- _WORK TO DO_
Repeat each line of the material exactly.

-- Start RECORD SET --

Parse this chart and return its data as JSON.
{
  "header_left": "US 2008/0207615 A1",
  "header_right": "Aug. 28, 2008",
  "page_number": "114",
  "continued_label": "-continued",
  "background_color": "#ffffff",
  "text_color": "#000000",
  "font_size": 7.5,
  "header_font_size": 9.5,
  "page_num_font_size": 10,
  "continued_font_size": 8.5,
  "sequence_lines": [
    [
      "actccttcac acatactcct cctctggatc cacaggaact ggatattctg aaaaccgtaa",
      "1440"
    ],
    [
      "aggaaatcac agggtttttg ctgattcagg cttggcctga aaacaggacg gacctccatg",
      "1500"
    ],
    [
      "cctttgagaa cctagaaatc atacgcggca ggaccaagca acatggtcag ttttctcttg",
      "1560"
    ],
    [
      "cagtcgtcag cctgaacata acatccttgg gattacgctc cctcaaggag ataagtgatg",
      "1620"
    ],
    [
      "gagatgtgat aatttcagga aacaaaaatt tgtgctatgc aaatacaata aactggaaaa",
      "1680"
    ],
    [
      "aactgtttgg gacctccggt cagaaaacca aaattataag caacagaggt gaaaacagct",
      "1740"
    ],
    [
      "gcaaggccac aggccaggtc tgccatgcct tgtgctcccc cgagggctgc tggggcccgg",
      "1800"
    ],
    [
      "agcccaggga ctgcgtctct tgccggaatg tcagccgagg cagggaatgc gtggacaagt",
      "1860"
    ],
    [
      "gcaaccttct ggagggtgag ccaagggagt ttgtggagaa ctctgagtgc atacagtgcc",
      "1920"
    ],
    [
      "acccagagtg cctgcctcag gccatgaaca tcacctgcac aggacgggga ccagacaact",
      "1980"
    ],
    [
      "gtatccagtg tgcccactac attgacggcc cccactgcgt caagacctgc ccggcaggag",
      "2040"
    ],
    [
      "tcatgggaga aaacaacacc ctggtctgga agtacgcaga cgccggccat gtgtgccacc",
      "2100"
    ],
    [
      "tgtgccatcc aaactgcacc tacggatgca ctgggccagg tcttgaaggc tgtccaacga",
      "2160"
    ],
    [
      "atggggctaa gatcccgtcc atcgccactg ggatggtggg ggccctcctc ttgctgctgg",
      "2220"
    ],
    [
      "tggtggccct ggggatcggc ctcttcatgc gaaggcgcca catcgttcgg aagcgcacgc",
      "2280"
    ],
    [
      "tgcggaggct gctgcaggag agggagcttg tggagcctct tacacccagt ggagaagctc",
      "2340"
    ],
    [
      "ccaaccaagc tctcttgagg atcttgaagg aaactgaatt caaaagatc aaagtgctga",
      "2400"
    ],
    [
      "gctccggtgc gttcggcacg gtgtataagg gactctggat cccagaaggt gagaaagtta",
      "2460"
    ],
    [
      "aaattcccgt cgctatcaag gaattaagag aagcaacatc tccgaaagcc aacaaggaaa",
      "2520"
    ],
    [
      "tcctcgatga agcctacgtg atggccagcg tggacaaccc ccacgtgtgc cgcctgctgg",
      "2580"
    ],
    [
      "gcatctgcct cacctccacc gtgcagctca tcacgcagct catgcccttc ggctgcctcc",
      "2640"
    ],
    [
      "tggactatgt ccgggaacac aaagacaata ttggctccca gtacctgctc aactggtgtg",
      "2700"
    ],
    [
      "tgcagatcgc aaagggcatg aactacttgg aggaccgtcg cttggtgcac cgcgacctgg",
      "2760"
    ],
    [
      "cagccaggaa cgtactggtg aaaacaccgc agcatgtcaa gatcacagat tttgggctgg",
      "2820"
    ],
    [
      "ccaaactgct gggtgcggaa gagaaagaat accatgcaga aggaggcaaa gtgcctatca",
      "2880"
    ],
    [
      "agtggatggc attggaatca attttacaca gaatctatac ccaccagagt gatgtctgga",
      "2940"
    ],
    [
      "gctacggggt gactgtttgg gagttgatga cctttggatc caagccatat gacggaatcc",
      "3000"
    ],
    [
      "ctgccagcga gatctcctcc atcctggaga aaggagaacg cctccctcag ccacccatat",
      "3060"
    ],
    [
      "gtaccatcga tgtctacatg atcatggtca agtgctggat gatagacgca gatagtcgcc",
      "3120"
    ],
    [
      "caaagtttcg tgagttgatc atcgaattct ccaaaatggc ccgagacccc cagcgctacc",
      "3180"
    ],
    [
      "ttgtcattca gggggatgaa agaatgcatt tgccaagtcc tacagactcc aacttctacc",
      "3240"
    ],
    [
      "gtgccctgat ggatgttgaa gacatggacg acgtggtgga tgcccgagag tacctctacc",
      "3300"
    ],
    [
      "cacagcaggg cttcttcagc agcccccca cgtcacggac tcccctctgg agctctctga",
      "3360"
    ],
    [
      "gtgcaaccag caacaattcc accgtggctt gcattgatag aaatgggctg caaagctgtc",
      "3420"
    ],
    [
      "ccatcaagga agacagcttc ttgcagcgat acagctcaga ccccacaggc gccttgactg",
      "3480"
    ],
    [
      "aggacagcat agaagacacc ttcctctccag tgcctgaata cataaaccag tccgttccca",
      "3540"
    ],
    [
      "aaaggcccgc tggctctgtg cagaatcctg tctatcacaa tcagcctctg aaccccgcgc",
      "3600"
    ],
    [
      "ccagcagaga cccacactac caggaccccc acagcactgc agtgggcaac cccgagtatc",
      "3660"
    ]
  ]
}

-- End RECORD SET --

- _EXPECTED ANSWER_
Parse this chart and return its data as JSON.
{
  "header_left": "US 2008/0207615 A1",
  "header_right": "Aug. 28, 2008",
  "page_number": "114",
  "continued_label": "-continued",
  "background_color": "#ffffff",
  "text_color": "#000000",
  "font_size": 7.5,
  "header_font_size": 9.5,
  "page_num_font_size": 10,
  "continued_font_size": 8.5,
  "sequence_lines": [
    [
      "actccttcac acatactcct cctctggatc cacaggaact ggatattctg aaaaccgtaa",
      "1440"
    ],
    [
      "aggaaatcac agggtttttg ctgattcagg cttggcctga aaacaggacg gacctccatg",
      "1500"
    ],
    [
      "cctttgagaa cctagaaatc atacgcggca ggaccaagca acatggtcag ttttctcttg",
      "1560"
    ],
    [
      "cagtcgtcag cctgaacata acatccttgg gattacgctc cctcaaggag ataagtgatg",
      "1620"
    ],
    [
      "gagatgtgat aatttcagga aacaaaaatt tgtgctatgc aaatacaata aactggaaaa",
      "1680"
    ],
    [
      "aactgtttgg gacctccggt cagaaaacca aaattataag caacagaggt gaaaacagct",
      "1740"
    ],
    [
      "gcaaggccac aggccaggtc tgccatgcct tgtgctcccc cgagggctgc tggggcccgg",
      "1800"
    ],
    [
      "agcccaggga ctgcgtctct tgccggaatg tcagccgagg cagggaatgc gtggacaagt",
      "1860"
    ],
    [
      "gcaaccttct ggagggtgag ccaagggagt ttgtggagaa ctctgagtgc atacagtgcc",
      "1920"
    ],
    [
      "acccagagtg cctgcctcag gccatgaaca tcacctgcac aggacgggga ccagacaact",
      "1980"
    ],
    [
      "gtatccagtg tgcccactac attgacggcc cccactgcgt caagacctgc ccggcaggag",
      "2040"
    ],
    [
      "tcatgggaga aaacaacacc ctggtctgga agtacgcaga cgccggccat gtgtgccacc",
      "2100"
    ],
    [
      "tgtgccatcc aaactgcacc tacggatgca ctgggccagg tcttgaaggc tgtccaacga",
      "2160"
    ],
    [
      "atggggctaa gatcccgtcc atcgccactg ggatggtggg ggccctcctc ttgctgctgg",
      "2220"
    ],
    [
      "tggtggccct ggggatcggc ctcttcatgc gaaggcgcca catcgttcgg aagcgcacgc",
      "2280"
    ],
    [
      "tgcggaggct gctgcaggag agggagcttg tggagcctct tacacccagt ggagaagctc",
      "2340"
    ],
    [
      "ccaaccaagc tctcttgagg atcttgaagg aaactgaatt caaaagatc aaagtgctga",
      "2400"
    ],
    [
      "gctccggtgc gttcggcacg gtgtataagg gactctggat cccagaaggt gagaaagtta",
      "2460"
    ],
    [
      "aaattcccgt cgctatcaag gaattaagag aagcaacatc tccgaaagcc aacaaggaaa",
      "2520"
    ],
    [
      "tcctcgatga agcctacgtg atggccagcg tggacaaccc ccacgtgtgc cgcctgctgg",
      "2580"
    ],
    [
      "gcatctgcct cacctccacc gtgcagctca tcacgcagct catgcccttc ggctgcctcc",
      "2640"
    ],
    [
      "tggactatgt ccgggaacac aaagacaata ttggctccca gtacctgctc aactggtgtg",
      "2700"
    ],
    [
      "tgcagatcgc aaagggcatg aactacttgg aggaccgtcg cttggtgcac cgcgacctgg",
      "2760"
    ],
    [
      "cagccaggaa cgtactggtg aaaacaccgc agcatgtcaa gatcacagat tttgggctgg",
      "2820"
    ],
    [
      "ccaaactgct gggtgcggaa gagaaagaat accatgcaga aggaggcaaa gtgcctatca",
      "2880"
    ],
    [
      "agtggatggc attggaatca attttacaca gaatctatac ccaccagagt gatgtctgga",
      "2940"
    ],
    [
      "gctacggggt gactgtttgg gagttgatga cctttggatc caagccatat gacggaatcc",
      "3000"
    ],
    [
      "ctgccagcga gatctcctcc atcctggaga aaggagaacg cctccctcag ccacccatat",
      "3060"
    ],
    [
      "gtaccatcga tgtctacatg atcatggtca agtgctggat gatagacgca gatagtcgcc",
      "3120"
    ],
    [
      "caaagtttcg tgagttgatc atcgaattct ccaaaatggc ccgagacccc cagcgctacc",
      "3180"
    ],
    [
      "ttgtcattca gggggatgaa agaatgcatt tgccaagtcc tacagactcc aacttctacc",
      "3240"
    ],
    [
      "gtgccctgat ggatgttgaa gacatggacg acgtggtgga tgcccgagag tacctctacc",
      "3300"
    ],
    [
      "cacagcaggg cttcttcagc agcccccca cgtcacggac tcccctctgg agctctctga",
      "3360"
    ],
    [
      "gtgcaaccag caacaattcc accgtggctt gcattgatag aaatgggctg caaagctgtc",
      "3420"
    ],
    [
      "ccatcaagga agacagcttc ttgcagcgat acagctcaga ccccacaggc gccttgactg",
      "3480"
    ],
    [
      "aggacagcat agaagacacc ttcctctccag tgcctgaata cataaaccag tccgttccca",
      "3540"
    ],
    [
      "aaaggcccgc tggctctgtg cagaatcctg tctatcacaa tcagcctctg aaccccgcgc",
      "3600"
    ],
    [
      "ccagcagaga cccacactac caggaccccc acagcactgc agtgggcaac cccgagtatc",
      "3660"
    ]
  ]
}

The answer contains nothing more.